The YouTuber taking on aquaculture misinformation

Sunny Z. Akhter is on a mission to address the critics.

“Aquaculture is one of the most promising ways to produce proteins for the rising human population in a sustainable way,” Akhter told SalmonBusiness.

But the above statement struggles to trickle down to the public, especially since most legacy media treat any kind of sea farming like it’s some kind of constant existential threat.

Aquaculture Tribe
In light of this, aquaculture professional Akhter, who has written editorials in SalmonBusiness and iLaks, has set up a YouTube channel called Aquaculture Tribe.

A vet by trade, Akhter has ten years of experience in aquaculture and aquaculture nutrition and works closely with start-ups to solve such challenges.

“Unfortunately, outside the aquaculture world, very few people have the insights about aquaculture and how it is contributing to the sustainable food system which benefits both people and planet,” he said about his reasons to start.

**ENTRIES SHOWN**:

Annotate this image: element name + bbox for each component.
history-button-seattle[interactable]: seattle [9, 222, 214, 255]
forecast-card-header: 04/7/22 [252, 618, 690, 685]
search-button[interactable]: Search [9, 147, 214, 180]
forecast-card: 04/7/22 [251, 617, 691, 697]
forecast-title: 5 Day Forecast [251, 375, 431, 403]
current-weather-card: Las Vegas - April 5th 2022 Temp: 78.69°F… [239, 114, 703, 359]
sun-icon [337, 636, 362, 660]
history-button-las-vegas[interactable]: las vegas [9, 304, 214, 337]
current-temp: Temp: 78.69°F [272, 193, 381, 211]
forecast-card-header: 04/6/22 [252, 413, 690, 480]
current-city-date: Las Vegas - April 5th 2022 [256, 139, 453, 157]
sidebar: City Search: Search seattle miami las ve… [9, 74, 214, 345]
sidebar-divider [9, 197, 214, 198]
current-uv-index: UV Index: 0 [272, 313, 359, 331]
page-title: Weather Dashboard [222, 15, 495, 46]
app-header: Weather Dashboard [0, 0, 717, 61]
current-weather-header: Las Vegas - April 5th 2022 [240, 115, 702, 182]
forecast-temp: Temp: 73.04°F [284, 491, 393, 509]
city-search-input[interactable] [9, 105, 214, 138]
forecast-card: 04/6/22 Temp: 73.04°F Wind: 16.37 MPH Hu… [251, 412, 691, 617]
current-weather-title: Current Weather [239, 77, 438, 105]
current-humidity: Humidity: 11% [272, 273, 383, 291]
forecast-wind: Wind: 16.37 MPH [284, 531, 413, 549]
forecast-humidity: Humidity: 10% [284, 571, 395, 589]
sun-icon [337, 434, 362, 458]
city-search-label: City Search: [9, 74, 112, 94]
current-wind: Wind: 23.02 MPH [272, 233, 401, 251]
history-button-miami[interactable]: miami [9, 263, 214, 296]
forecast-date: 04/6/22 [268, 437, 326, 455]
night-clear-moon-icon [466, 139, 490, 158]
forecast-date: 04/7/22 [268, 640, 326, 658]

**TASKS**:
(1) Using the article about the Aquaculture Tribe channel, decide whether each statement agrees with it: (a) Akhter is a veterinarian by trade; (b) Akhter has twenty years of experience in aquaculture; (c) Akhter's YouTube channel is named Aquaculture Tribe. Answer yes or no for each, quoting the words of the article that decide it.
(2) According to the article about the Aquaculture Tribe channel, in which publications has Akhter written editorials?
(3) Write what follows the last sentence of the article about the Aquaculture Tribe channel.

**EXPECTED RESPONSES**:
(1)
(a) Yes: "A vet by trade".
(b) No: "Akhter has ten years of experience in aquaculture and aquaculture nutrition".
(c) Yes: "has set up a YouTube channel called Aquaculture Tribe".

(2) SalmonBusiness and iLaks.

(3)
Akhter said that it is already one of the largest English language channels covering aquaculture and especially aquaculture nutrition. To date, it has around 1,300 subscribers, and its most popular video “How to make fish feed? Part 1” has clocked up nearly 36,000 views.

Though Akhter said that “this is not enough to tackle the issues of widespread misinformation out there”.

He first started the campaign on LinkedIn and Twitter called “Aquaculture Facts” to improve the image of the aquaculture industry and to educate people about the importance of its role in securing future and current food systems.

“I also see that there is a deliberate attempt by some actors in putting aquaculture in the bad light and spread misconceptions and wrong information,” he said.

In one video, he criticises and refutes the claims of NGO Changing Market Foundation, whose recent Just Economics report said that global salmon farming cost billions in damage. The report was uncritically picked up in the Guardian and even Intrafish.

“They are running a campaign against aquaculture with arguments that are not true. I feel that it is my responsibility to promote aquaculture and clear the misconceptions people have regarding aquaculture so that more and more people can understand the importance of aquaculture,” he said.

“This is true that there are challenges in aquaculture industry like any other protein sector but it is still the most efficient way to produce protein,” he added.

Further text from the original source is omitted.